> PROBLEM STATEMENT: Scan the records below. List lines holding "should".

[Collected data entries]

******

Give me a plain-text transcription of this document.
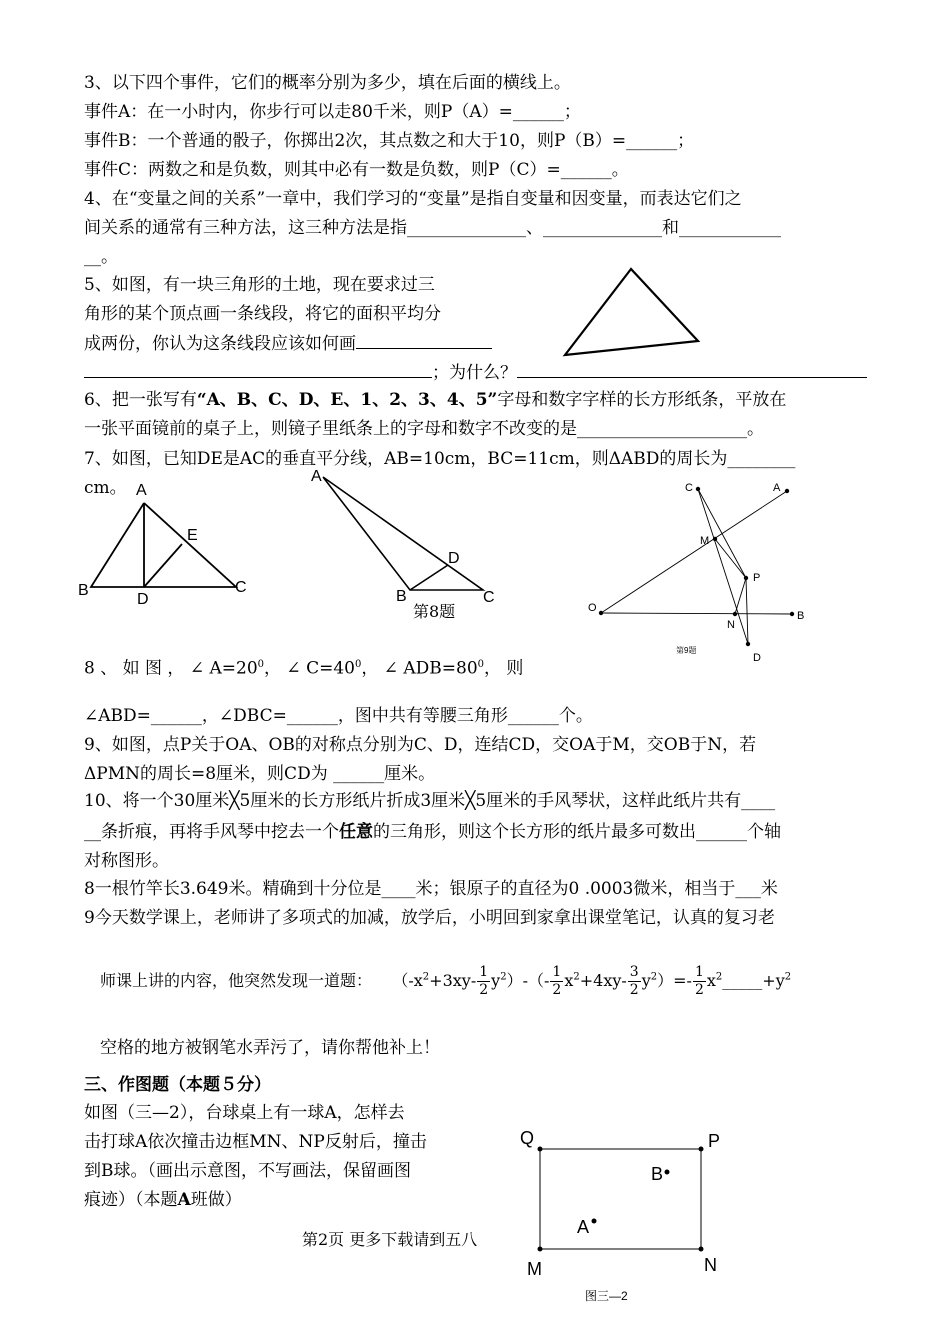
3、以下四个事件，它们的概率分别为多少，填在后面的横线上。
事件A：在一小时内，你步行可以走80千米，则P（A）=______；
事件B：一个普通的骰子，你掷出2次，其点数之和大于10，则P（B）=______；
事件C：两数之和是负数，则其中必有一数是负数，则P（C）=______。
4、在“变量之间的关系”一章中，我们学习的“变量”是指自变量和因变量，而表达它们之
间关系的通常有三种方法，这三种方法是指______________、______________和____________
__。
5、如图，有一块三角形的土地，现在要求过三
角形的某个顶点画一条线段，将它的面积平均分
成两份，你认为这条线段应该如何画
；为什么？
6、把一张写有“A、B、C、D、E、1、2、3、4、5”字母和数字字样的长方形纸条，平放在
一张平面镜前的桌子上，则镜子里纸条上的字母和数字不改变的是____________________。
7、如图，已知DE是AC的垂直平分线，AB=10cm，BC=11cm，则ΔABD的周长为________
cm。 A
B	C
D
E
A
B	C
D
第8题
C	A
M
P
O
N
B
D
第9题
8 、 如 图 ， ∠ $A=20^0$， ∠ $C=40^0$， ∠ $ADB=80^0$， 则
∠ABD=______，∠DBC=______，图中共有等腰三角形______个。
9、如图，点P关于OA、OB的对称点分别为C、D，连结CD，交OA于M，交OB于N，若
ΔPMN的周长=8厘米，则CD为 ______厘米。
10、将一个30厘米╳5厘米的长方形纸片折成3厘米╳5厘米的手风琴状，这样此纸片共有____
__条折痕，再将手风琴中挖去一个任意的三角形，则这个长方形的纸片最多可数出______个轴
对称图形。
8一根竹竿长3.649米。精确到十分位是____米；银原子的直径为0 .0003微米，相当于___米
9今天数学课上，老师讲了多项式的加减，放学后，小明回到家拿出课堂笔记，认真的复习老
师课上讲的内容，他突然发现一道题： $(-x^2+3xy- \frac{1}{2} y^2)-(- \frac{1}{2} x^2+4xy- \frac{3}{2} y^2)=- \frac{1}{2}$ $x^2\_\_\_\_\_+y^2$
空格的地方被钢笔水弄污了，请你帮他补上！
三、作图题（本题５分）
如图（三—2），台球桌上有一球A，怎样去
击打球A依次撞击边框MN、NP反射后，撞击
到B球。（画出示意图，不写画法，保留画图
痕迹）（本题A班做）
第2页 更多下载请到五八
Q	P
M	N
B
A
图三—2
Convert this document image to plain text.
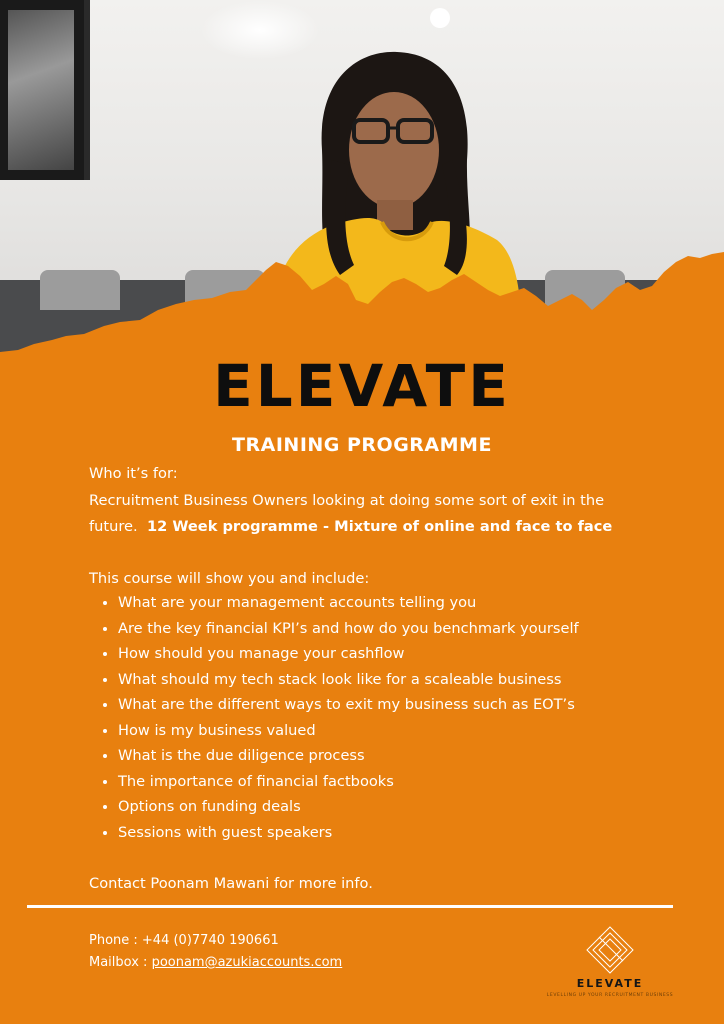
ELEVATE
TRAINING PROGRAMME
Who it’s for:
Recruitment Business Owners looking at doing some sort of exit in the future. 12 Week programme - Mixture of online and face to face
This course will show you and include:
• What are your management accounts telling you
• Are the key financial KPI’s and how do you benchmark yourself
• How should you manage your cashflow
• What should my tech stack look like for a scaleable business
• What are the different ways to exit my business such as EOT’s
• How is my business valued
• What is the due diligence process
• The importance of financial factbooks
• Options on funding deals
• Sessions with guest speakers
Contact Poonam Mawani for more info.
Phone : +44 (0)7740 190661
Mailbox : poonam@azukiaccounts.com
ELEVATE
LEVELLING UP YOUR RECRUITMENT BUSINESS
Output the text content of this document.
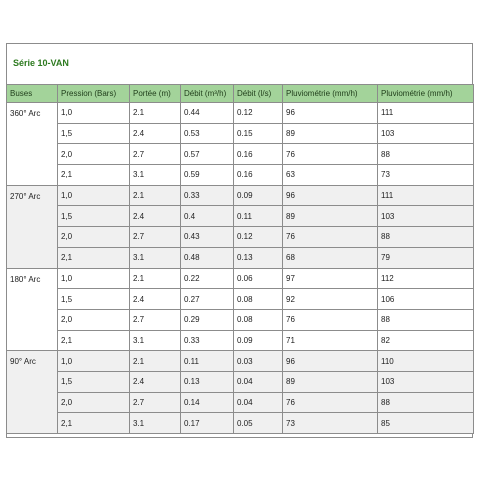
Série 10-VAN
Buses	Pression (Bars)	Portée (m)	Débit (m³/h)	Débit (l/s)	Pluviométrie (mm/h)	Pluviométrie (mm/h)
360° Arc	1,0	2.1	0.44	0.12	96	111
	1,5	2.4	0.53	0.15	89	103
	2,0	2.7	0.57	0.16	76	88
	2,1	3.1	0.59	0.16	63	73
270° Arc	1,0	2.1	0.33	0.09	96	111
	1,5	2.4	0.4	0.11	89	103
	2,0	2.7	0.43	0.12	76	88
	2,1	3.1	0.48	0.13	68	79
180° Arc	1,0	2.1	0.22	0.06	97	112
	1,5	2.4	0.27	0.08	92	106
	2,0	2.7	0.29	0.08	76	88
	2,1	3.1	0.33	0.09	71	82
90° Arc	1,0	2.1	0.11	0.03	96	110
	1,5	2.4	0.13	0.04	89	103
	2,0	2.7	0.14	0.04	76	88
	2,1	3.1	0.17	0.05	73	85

******

> RESULT:
• How should you manage your cashflow
• What should my tech stack look like for a scaleable business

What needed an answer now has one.